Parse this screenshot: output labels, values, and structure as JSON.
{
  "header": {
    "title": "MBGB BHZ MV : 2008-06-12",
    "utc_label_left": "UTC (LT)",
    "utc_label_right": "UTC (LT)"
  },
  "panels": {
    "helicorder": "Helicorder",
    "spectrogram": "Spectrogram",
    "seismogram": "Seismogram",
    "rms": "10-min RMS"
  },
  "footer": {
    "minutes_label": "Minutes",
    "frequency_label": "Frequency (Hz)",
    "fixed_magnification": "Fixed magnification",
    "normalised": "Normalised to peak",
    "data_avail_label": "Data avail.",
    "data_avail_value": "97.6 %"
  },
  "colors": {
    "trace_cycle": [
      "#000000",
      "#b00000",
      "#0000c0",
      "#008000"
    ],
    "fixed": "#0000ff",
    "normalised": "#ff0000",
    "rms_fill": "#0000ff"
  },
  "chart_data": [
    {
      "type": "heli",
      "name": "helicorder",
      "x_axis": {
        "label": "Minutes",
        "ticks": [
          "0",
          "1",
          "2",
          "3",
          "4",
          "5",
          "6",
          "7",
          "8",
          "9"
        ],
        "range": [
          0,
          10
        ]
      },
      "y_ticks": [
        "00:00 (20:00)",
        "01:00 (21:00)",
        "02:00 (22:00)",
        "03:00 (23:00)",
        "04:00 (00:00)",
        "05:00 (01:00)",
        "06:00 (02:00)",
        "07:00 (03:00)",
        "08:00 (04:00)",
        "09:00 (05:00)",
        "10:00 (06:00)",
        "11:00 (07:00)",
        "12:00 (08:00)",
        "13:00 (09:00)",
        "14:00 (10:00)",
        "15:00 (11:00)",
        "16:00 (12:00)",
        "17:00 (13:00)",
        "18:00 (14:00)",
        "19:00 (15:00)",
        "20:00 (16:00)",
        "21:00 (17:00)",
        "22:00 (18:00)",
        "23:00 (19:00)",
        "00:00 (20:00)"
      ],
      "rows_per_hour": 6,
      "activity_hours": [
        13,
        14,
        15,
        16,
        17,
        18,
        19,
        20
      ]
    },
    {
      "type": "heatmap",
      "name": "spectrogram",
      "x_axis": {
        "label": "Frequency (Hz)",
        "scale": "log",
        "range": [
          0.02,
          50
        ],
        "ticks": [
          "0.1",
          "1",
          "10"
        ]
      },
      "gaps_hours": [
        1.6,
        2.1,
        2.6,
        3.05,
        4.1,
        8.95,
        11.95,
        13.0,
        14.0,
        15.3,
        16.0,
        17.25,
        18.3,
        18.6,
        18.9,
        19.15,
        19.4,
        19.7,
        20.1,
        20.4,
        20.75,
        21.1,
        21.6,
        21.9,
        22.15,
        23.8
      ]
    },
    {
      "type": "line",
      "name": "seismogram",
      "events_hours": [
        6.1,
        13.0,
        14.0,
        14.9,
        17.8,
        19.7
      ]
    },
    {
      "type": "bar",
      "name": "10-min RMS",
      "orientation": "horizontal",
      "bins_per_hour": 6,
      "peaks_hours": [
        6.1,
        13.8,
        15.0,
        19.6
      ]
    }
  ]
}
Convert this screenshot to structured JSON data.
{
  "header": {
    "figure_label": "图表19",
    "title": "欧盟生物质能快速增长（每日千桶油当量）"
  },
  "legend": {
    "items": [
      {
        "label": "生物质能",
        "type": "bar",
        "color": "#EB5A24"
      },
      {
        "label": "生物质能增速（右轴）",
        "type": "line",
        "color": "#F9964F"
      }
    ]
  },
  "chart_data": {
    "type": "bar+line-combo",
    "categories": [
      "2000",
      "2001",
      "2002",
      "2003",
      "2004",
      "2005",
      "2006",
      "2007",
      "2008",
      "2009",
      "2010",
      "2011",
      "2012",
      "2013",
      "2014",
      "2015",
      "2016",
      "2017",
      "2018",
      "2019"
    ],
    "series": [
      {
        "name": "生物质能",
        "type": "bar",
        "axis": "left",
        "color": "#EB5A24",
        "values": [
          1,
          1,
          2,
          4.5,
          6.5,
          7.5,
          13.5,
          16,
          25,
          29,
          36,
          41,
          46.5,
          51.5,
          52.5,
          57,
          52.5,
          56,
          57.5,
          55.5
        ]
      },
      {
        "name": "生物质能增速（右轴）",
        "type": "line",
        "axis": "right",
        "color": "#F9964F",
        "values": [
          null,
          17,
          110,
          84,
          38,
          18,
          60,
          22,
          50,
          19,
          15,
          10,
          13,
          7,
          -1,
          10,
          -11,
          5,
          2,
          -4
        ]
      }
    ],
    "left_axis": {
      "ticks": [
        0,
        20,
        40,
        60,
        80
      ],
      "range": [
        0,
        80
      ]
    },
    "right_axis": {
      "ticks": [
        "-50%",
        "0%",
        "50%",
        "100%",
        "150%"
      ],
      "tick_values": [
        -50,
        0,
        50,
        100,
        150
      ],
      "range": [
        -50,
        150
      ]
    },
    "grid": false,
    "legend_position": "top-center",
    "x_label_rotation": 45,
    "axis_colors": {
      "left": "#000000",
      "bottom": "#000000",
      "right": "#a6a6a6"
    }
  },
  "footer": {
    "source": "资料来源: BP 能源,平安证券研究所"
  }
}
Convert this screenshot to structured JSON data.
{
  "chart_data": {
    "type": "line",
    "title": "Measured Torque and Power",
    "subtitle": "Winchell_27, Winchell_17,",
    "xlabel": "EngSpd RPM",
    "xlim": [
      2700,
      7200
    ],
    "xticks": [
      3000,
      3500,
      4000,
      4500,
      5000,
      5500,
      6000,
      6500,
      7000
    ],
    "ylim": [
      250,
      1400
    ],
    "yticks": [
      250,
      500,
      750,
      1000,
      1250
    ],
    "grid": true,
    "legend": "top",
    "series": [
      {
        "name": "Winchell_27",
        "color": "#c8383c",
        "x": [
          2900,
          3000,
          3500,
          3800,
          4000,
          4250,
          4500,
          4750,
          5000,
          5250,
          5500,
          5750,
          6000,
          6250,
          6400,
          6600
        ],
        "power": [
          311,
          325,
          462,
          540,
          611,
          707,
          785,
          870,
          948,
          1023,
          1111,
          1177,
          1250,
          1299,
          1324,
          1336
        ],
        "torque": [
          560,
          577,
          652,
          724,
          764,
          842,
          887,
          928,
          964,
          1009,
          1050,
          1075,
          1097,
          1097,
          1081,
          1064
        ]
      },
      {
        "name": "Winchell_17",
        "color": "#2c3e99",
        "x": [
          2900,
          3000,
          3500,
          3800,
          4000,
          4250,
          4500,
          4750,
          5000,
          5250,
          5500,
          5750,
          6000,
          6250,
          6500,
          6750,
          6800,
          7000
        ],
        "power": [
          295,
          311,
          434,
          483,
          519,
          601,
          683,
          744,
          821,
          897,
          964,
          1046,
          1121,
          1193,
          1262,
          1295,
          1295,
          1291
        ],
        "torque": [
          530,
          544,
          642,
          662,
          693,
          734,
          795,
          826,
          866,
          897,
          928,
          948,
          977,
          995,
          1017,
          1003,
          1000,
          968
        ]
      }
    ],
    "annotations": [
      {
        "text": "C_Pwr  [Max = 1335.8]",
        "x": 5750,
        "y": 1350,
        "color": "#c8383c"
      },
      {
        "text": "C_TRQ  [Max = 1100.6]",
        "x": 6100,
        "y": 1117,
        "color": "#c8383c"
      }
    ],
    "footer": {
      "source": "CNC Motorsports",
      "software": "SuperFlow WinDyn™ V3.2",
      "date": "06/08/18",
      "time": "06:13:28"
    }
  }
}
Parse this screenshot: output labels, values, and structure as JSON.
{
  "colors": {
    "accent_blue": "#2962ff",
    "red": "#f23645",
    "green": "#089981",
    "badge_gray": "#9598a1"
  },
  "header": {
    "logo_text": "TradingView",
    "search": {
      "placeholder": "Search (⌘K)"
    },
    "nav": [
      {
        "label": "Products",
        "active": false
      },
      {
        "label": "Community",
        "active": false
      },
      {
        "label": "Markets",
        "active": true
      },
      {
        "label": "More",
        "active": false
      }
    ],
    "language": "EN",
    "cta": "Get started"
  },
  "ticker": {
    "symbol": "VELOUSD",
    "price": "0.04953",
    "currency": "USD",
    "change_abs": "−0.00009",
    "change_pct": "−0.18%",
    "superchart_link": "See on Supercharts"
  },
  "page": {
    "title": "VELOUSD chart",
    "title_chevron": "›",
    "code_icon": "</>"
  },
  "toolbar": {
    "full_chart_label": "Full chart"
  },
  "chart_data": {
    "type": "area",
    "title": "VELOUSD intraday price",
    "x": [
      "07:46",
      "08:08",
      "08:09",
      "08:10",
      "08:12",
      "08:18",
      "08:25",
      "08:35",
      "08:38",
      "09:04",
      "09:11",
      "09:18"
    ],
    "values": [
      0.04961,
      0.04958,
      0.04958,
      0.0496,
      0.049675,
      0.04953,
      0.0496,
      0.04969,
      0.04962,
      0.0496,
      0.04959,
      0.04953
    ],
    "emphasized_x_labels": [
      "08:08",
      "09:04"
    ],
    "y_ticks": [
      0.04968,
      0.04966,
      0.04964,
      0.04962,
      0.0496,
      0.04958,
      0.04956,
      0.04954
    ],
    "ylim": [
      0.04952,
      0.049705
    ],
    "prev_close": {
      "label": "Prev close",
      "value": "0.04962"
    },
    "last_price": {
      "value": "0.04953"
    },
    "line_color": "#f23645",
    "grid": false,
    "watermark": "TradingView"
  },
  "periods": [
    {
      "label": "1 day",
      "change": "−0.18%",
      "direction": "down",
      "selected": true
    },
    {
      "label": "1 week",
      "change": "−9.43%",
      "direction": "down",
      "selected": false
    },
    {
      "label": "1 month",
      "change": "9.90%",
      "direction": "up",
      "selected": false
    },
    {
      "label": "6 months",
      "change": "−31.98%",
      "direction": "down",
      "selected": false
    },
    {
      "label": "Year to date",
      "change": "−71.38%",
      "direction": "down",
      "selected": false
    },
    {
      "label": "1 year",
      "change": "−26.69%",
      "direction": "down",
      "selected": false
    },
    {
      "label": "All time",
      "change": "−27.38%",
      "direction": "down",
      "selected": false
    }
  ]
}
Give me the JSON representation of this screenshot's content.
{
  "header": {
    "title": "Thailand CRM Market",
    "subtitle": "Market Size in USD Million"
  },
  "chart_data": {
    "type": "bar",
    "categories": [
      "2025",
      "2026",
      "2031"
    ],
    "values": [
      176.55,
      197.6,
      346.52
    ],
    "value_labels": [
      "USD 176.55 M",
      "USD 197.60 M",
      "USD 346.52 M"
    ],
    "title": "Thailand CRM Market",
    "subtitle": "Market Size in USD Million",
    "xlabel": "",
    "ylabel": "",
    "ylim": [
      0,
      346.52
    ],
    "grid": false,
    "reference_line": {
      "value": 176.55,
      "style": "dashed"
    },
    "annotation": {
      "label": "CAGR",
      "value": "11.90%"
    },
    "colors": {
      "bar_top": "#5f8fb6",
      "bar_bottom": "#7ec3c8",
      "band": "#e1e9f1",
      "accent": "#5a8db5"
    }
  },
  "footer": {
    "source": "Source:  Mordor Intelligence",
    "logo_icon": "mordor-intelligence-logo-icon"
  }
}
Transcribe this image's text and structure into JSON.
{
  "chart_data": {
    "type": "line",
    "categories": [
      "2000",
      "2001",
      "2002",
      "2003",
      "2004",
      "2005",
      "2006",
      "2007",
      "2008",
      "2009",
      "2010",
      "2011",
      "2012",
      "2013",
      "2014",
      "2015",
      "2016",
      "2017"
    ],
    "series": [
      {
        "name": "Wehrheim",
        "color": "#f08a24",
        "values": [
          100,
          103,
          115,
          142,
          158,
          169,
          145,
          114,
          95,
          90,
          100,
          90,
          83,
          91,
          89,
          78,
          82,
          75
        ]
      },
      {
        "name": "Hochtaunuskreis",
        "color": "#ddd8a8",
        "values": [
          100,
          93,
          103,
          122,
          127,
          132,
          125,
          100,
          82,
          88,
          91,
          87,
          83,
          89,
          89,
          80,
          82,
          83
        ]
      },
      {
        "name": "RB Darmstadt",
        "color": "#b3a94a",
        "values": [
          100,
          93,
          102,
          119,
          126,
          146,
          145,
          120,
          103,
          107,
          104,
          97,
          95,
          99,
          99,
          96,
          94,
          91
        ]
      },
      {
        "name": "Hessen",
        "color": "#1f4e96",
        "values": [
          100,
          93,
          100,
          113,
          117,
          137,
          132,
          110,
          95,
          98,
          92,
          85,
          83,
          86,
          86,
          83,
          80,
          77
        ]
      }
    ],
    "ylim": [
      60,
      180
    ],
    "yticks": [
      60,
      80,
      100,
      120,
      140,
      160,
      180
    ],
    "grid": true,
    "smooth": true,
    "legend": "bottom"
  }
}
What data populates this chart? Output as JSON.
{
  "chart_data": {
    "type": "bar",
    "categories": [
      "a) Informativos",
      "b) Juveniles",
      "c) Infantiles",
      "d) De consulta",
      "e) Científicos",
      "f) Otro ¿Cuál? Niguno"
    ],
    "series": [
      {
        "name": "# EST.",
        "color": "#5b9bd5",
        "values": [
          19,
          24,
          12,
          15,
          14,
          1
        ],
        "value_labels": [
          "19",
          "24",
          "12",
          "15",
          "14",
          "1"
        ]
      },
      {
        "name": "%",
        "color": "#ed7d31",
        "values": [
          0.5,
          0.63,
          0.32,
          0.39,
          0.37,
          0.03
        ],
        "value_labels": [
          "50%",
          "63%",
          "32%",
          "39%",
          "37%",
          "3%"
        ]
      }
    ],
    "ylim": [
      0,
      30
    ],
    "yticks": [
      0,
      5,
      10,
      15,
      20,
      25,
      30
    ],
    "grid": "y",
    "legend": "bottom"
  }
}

**Stated task**: Looking at the records above, tally the lines holding "source" and reply with that number only.

**Reply**: 3